## What you will do
What follows is a set of records; repeat all of them exactly.

-=-=-=-=-

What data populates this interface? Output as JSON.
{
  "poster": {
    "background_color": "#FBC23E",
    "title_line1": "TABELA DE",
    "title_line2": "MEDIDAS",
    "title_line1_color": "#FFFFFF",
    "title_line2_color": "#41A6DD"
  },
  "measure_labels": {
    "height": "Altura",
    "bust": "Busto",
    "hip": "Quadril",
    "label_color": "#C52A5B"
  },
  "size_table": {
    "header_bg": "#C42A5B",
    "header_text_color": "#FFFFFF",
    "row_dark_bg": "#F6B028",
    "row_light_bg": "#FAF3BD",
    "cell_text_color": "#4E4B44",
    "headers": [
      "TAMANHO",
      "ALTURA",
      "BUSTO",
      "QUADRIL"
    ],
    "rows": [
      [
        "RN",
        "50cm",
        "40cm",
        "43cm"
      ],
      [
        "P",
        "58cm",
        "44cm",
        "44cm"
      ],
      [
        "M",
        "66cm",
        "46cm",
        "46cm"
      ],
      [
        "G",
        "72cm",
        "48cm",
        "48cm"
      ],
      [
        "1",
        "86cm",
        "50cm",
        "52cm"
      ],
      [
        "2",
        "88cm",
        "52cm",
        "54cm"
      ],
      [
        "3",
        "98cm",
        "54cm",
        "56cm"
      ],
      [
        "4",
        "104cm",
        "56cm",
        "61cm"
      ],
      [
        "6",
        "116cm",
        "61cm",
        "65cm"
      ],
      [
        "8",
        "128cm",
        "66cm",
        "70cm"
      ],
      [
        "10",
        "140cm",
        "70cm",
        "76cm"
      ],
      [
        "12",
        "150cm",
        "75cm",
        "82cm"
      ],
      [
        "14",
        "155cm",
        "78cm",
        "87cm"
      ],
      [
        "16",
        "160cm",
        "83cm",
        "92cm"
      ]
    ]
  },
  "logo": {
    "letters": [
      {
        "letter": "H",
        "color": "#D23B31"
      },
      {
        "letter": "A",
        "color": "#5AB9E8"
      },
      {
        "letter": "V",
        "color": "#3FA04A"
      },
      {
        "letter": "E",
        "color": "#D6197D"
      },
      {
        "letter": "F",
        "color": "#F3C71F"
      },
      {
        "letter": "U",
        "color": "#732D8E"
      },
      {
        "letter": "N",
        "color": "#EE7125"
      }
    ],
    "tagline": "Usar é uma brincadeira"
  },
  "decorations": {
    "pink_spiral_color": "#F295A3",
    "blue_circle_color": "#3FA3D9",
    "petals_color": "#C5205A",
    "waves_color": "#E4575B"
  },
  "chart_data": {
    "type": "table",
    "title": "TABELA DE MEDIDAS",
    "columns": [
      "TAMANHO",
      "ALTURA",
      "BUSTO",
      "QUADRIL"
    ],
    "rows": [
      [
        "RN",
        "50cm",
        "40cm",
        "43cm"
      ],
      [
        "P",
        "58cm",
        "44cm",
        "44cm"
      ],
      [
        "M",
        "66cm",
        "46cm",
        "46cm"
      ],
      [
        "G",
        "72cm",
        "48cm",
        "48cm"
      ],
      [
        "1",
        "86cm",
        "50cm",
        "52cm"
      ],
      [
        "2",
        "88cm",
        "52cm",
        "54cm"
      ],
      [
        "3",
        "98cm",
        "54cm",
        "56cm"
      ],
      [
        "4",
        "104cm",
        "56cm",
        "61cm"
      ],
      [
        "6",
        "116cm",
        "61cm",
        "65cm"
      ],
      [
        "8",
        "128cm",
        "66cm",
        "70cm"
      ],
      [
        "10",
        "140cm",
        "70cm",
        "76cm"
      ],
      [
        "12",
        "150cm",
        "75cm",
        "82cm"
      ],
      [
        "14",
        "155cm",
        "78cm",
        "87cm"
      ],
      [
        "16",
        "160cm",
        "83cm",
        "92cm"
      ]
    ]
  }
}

-=-=-=-=-

## Exercise answer
What data populates this interface? Output as JSON.
{
  "poster": {
    "background_color": "#FBC23E",
    "title_line1": "TABELA DE",
    "title_line2": "MEDIDAS",
    "title_line1_color": "#FFFFFF",
    "title_line2_color": "#41A6DD"
  },
  "measure_labels": {
    "height": "Altura",
    "bust": "Busto",
    "hip": "Quadril",
    "label_color": "#C52A5B"
  },
  "size_table": {
    "header_bg": "#C42A5B",
    "header_text_color": "#FFFFFF",
    "row_dark_bg": "#F6B028",
    "row_light_bg": "#FAF3BD",
    "cell_text_color": "#4E4B44",
    "headers": [
      "TAMANHO",
      "ALTURA",
      "BUSTO",
      "QUADRIL"
    ],
    "rows": [
      [
        "RN",
        "50cm",
        "40cm",
        "43cm"
      ],
      [
        "P",
        "58cm",
        "44cm",
        "44cm"
      ],
      [
        "M",
        "66cm",
        "46cm",
        "46cm"
      ],
      [
        "G",
        "72cm",
        "48cm",
        "48cm"
      ],
      [
        "1",
        "86cm",
        "50cm",
        "52cm"
      ],
      [
        "2",
        "88cm",
        "52cm",
        "54cm"
      ],
      [
        "3",
        "98cm",
        "54cm",
        "56cm"
      ],
      [
        "4",
        "104cm",
        "56cm",
        "61cm"
      ],
      [
        "6",
        "116cm",
        "61cm",
        "65cm"
      ],
      [
        "8",
        "128cm",
        "66cm",
        "70cm"
      ],
      [
        "10",
        "140cm",
        "70cm",
        "76cm"
      ],
      [
        "12",
        "150cm",
        "75cm",
        "82cm"
      ],
      [
        "14",
        "155cm",
        "78cm",
        "87cm"
      ],
      [
        "16",
        "160cm",
        "83cm",
        "92cm"
      ]
    ]
  },
  "logo": {
    "letters": [
      {
        "letter": "H",
        "color": "#D23B31"
      },
      {
        "letter": "A",
        "color": "#5AB9E8"
      },
      {
        "letter": "V",
        "color": "#3FA04A"
      },
      {
        "letter": "E",
        "color": "#D6197D"
      },
      {
        "letter": "F",
        "color": "#F3C71F"
      },
      {
        "letter": "U",
        "color": "#732D8E"
      },
      {
        "letter": "N",
        "color": "#EE7125"
      }
    ],
    "tagline": "Usar é uma brincadeira"
  },
  "decorations": {
    "pink_spiral_color": "#F295A3",
    "blue_circle_color": "#3FA3D9",
    "petals_color": "#C5205A",
    "waves_color": "#E4575B"
  },
  "chart_data": {
    "type": "table",
    "title": "TABELA DE MEDIDAS",
    "columns": [
      "TAMANHO",
      "ALTURA",
      "BUSTO",
      "QUADRIL"
    ],
    "rows": [
      [
        "RN",
        "50cm",
        "40cm",
        "43cm"
      ],
      [
        "P",
        "58cm",
        "44cm",
        "44cm"
      ],
      [
        "M",
        "66cm",
        "46cm",
        "46cm"
      ],
      [
        "G",
        "72cm",
        "48cm",
        "48cm"
      ],
      [
        "1",
        "86cm",
        "50cm",
        "52cm"
      ],
      [
        "2",
        "88cm",
        "52cm",
        "54cm"
      ],
      [
        "3",
        "98cm",
        "54cm",
        "56cm"
      ],
      [
        "4",
        "104cm",
        "56cm",
        "61cm"
      ],
      [
        "6",
        "116cm",
        "61cm",
        "65cm"
      ],
      [
        "8",
        "128cm",
        "66cm",
        "70cm"
      ],
      [
        "10",
        "140cm",
        "70cm",
        "76cm"
      ],
      [
        "12",
        "150cm",
        "75cm",
        "82cm"
      ],
      [
        "14",
        "155cm",
        "78cm",
        "87cm"
      ],
      [
        "16",
        "160cm",
        "83cm",
        "92cm"
      ]
    ]
  }
}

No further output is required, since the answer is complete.